* _Aim of the task_:
Show all lines holding the string "color".
==========
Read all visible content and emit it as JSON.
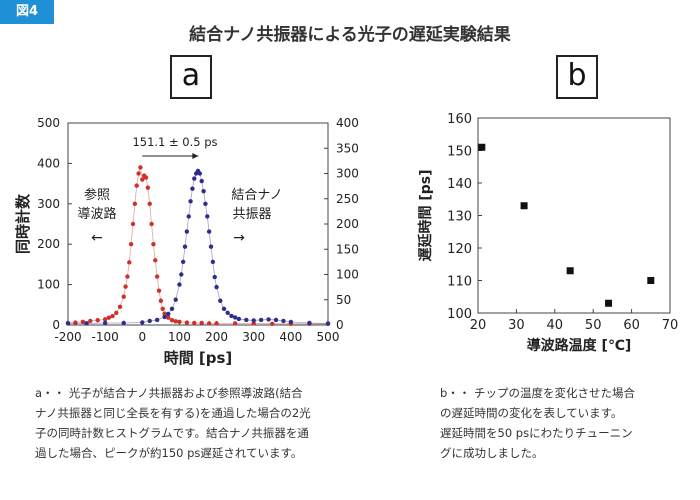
{
  "figure_tag": "図4",
  "title": "結合ナノ共振器による光子の遅延実験結果",
  "panels": {
    "a_label": "a",
    "b_label": "b"
  },
  "captions": {
    "a": [
      "a・・ 光子が結合ナノ共振器および参照導波路(結合",
      "ナノ共振器と同じ全長を有する)を通過した場合の2光",
      "子の同時計数ヒストグラムです。結合ナノ共振器を通",
      "過した場合、ピークが約150 ps遅延されています。"
    ],
    "b": [
      "b・・ チップの温度を変化させた場合",
      "の遅延時間の変化を表しています。",
      "遅延時間を50 psにわたりチューニン",
      "グに成功しました。"
    ]
  },
  "chart_data": [
    {
      "type": "scatter",
      "title": "",
      "xlabel": "時間 [ps]",
      "ylabel": "同時計数",
      "xlim": [
        -200,
        500
      ],
      "ylim": [
        0,
        500
      ],
      "y2lim": [
        0,
        400
      ],
      "xticks": [
        "-200",
        "-100",
        "0",
        "100",
        "200",
        "300",
        "400",
        "500"
      ],
      "yticks": [
        "0",
        "100",
        "200",
        "300",
        "400",
        "500"
      ],
      "y2ticks": [
        "0",
        "50",
        "100",
        "150",
        "200",
        "250",
        "300",
        "350",
        "400"
      ],
      "annotations": {
        "delay": "151.1 ± 0.5 ps",
        "reference_label_1": "参照",
        "reference_label_2": "導波路",
        "coupled_label_1": "結合ナノ",
        "coupled_label_2": "共振器",
        "arrow_left": "←",
        "arrow_right": "→"
      },
      "series": [
        {
          "name": "参照導波路",
          "color": "#d0302a",
          "axis": "left",
          "x": [
            -200,
            -180,
            -160,
            -140,
            -120,
            -100,
            -90,
            -80,
            -70,
            -60,
            -50,
            -45,
            -40,
            -35,
            -30,
            -25,
            -20,
            -15,
            -10,
            -5,
            0,
            5,
            10,
            15,
            20,
            25,
            30,
            35,
            40,
            45,
            50,
            55,
            60,
            70,
            80,
            90,
            100,
            120,
            140,
            160,
            180,
            200,
            250,
            300,
            350,
            400,
            450,
            500
          ],
          "y": [
            5,
            6,
            8,
            10,
            12,
            14,
            18,
            22,
            30,
            45,
            70,
            95,
            120,
            155,
            200,
            250,
            300,
            345,
            375,
            390,
            360,
            370,
            365,
            340,
            300,
            250,
            200,
            160,
            120,
            85,
            60,
            40,
            28,
            18,
            12,
            9,
            8,
            6,
            5,
            5,
            4,
            4,
            4,
            4,
            3,
            3,
            3,
            3
          ]
        },
        {
          "name": "結合ナノ共振器",
          "color": "#2e2e8f",
          "axis": "right",
          "x": [
            -200,
            -150,
            -100,
            -50,
            0,
            20,
            40,
            60,
            70,
            80,
            90,
            100,
            105,
            110,
            115,
            120,
            125,
            130,
            135,
            140,
            145,
            150,
            155,
            160,
            165,
            170,
            175,
            180,
            185,
            190,
            195,
            200,
            210,
            220,
            230,
            240,
            250,
            260,
            280,
            300,
            320,
            340,
            360,
            380,
            400,
            450,
            500
          ],
          "y": [
            3,
            3,
            4,
            4,
            5,
            8,
            10,
            16,
            22,
            32,
            50,
            80,
            100,
            125,
            155,
            185,
            215,
            245,
            270,
            290,
            300,
            305,
            300,
            285,
            265,
            240,
            215,
            185,
            155,
            125,
            95,
            75,
            48,
            32,
            24,
            18,
            15,
            12,
            10,
            9,
            10,
            11,
            10,
            8,
            6,
            4,
            3
          ]
        }
      ]
    },
    {
      "type": "scatter",
      "title": "",
      "xlabel": "導波路温度 [℃]",
      "ylabel": "遅延時間 [ps]",
      "xlim": [
        20,
        70
      ],
      "ylim": [
        100,
        160
      ],
      "xticks": [
        "20",
        "30",
        "40",
        "50",
        "60",
        "70"
      ],
      "yticks": [
        "100",
        "110",
        "120",
        "130",
        "140",
        "150",
        "160"
      ],
      "series": [
        {
          "name": "",
          "color": "#111111",
          "x": [
            21,
            32,
            44,
            54,
            65
          ],
          "y": [
            151,
            133,
            113,
            103,
            110
          ]
        }
      ]
    }
  ]
}
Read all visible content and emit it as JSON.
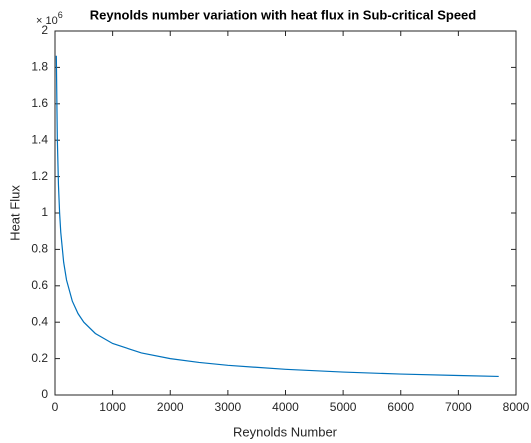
==========
* _Output of the exercise_:
          "color": "#d0302a",
          "color": "#2e2e8f",
          "color": "#111111",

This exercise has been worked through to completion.